* _Written task_:
Each line that holds the word "الاستنجاء" counts once; report how many lines do so and nothing else.

* _Recorded data_:
+++

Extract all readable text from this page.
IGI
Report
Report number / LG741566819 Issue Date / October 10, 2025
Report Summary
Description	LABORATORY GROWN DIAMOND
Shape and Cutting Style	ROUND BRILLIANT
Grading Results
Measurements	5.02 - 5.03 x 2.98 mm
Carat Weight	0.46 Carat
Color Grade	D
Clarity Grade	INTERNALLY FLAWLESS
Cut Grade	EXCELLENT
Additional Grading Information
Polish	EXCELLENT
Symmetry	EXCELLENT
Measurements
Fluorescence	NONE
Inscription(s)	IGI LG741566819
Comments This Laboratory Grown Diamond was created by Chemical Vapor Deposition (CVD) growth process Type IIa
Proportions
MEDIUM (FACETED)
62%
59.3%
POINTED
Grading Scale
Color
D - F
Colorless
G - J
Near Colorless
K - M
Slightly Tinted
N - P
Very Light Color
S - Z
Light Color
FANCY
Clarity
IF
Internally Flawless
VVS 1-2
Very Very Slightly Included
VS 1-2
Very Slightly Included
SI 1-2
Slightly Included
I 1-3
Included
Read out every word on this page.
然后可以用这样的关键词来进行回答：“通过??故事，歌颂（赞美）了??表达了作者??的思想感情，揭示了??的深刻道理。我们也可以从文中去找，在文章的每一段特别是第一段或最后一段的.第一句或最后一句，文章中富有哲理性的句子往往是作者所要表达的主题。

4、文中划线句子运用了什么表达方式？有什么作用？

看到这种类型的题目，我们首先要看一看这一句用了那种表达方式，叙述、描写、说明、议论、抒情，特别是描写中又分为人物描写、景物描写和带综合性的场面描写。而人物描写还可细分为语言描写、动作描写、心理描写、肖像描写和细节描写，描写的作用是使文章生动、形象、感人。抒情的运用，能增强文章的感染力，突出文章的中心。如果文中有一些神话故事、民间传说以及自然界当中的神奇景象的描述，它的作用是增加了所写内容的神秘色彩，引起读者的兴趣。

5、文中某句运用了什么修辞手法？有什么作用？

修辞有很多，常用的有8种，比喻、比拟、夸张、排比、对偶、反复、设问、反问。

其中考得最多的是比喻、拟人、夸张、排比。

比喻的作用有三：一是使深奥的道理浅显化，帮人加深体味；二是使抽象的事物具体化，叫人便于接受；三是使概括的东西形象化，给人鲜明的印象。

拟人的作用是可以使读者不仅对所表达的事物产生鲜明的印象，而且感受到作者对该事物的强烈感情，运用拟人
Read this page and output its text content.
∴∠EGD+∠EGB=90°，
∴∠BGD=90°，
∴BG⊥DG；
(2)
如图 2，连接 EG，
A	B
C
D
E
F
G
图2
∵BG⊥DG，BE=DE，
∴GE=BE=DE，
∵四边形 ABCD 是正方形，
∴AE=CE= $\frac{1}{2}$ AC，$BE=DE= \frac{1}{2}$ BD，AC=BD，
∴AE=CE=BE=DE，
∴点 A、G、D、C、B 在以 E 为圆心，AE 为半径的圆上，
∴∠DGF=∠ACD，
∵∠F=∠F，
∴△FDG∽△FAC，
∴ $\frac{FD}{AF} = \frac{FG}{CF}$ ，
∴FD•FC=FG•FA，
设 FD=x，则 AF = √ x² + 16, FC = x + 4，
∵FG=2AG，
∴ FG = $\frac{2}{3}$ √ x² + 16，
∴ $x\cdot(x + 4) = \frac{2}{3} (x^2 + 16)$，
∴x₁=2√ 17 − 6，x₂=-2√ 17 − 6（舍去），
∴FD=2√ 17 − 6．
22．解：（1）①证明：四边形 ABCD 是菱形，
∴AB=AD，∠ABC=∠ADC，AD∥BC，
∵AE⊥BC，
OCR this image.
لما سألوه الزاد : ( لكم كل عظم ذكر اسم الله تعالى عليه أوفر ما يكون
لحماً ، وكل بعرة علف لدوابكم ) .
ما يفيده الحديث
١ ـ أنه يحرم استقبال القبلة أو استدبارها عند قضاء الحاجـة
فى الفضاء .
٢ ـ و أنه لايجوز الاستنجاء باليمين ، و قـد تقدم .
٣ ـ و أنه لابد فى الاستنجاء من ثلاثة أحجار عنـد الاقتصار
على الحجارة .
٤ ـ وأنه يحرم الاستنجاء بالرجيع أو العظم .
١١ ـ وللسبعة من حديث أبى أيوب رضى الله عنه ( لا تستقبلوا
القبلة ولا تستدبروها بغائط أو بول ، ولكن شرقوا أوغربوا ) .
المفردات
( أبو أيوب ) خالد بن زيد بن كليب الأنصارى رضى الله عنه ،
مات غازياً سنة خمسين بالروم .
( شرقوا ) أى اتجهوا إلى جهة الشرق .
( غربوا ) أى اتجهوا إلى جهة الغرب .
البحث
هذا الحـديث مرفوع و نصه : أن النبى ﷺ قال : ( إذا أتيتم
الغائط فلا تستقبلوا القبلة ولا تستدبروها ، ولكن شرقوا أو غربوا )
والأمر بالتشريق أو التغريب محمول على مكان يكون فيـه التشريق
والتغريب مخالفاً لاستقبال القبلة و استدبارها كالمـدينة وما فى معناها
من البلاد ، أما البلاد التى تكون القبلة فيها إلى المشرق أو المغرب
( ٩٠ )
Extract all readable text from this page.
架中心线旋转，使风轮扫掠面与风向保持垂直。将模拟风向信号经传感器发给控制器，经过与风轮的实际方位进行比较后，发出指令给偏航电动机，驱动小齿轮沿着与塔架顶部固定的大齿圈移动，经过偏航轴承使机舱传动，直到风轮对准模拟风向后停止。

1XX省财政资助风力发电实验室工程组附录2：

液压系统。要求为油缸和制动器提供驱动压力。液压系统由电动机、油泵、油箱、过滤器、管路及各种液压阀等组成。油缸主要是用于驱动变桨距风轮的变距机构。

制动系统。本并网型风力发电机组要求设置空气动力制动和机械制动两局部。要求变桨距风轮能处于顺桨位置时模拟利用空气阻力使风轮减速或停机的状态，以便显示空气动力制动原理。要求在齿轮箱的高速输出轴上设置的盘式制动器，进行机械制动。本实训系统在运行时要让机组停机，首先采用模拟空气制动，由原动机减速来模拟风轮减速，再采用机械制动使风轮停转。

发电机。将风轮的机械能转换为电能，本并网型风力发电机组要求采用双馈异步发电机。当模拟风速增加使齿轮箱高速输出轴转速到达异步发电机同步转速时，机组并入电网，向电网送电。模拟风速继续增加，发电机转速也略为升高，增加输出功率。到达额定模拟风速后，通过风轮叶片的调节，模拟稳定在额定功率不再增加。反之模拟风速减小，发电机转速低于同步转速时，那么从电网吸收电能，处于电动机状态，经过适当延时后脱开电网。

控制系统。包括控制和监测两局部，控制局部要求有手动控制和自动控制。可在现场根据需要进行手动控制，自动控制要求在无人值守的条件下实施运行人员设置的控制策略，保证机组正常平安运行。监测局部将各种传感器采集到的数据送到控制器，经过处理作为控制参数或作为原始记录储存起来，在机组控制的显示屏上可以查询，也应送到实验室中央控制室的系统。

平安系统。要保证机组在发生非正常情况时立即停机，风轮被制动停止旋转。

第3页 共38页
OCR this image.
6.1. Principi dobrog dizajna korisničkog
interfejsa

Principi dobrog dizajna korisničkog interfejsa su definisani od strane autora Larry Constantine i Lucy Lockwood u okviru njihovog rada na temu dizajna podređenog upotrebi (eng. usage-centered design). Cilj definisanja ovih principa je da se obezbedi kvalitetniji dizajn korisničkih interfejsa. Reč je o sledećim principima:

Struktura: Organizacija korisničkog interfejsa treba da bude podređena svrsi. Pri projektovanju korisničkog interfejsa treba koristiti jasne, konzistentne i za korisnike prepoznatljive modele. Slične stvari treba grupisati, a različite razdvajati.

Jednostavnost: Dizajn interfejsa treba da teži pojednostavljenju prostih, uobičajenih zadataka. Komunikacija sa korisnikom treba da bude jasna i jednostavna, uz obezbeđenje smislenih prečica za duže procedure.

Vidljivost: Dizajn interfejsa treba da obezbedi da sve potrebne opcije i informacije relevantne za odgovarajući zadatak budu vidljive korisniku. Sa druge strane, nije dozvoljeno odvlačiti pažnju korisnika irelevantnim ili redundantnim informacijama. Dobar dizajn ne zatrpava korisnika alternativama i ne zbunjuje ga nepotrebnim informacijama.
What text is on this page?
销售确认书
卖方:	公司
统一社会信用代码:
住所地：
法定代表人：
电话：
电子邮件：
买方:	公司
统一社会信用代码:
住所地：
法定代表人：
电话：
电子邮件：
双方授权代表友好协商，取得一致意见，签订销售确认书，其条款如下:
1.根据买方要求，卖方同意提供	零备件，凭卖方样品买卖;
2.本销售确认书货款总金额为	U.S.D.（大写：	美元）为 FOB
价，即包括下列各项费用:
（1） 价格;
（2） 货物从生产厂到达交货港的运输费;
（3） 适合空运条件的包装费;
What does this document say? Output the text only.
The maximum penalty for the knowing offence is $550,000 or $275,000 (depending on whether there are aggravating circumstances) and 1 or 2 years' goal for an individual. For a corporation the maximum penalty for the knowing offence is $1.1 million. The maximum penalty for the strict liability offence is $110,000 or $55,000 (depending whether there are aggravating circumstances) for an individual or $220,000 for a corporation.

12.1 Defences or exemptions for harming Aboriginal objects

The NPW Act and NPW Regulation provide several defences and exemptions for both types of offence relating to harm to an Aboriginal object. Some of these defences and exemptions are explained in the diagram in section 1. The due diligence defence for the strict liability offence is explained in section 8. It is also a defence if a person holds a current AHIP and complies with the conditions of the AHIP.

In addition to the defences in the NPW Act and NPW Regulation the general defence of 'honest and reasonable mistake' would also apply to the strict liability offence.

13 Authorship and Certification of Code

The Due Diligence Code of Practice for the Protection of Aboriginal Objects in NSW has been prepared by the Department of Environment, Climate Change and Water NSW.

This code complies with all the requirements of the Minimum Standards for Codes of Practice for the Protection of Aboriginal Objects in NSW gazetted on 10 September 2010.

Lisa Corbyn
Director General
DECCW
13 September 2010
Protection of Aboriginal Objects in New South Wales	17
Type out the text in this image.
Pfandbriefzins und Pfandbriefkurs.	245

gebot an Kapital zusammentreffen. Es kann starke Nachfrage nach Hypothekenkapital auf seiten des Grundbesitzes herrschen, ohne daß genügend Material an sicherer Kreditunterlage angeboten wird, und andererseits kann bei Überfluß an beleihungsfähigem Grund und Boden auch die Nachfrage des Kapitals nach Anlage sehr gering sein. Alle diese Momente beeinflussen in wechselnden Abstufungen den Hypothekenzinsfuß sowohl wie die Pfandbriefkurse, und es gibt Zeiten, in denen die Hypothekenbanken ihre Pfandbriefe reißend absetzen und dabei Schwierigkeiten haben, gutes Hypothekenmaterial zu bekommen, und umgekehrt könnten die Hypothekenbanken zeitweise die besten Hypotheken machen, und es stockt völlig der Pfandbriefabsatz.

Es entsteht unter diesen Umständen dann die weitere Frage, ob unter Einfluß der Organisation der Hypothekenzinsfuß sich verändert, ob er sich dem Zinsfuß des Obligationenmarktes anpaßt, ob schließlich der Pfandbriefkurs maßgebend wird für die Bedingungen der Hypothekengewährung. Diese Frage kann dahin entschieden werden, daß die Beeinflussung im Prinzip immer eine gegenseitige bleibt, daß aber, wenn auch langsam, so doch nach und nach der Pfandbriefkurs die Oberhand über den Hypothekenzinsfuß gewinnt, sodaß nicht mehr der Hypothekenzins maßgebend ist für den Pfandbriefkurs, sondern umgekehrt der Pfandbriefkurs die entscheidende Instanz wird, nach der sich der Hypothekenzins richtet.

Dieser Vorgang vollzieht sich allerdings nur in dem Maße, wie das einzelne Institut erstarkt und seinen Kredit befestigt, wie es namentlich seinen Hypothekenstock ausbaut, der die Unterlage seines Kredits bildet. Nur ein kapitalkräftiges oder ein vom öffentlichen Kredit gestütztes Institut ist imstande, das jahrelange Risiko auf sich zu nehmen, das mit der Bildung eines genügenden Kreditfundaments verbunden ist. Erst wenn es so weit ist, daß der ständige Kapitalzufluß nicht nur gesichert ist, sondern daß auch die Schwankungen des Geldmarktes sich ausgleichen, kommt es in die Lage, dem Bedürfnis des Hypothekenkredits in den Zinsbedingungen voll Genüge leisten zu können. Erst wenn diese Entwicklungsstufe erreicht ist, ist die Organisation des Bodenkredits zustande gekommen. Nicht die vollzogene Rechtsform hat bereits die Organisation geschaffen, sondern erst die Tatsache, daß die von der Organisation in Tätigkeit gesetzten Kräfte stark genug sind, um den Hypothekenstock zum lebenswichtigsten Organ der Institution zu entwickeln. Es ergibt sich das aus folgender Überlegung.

+++

* _Exercise response_:
3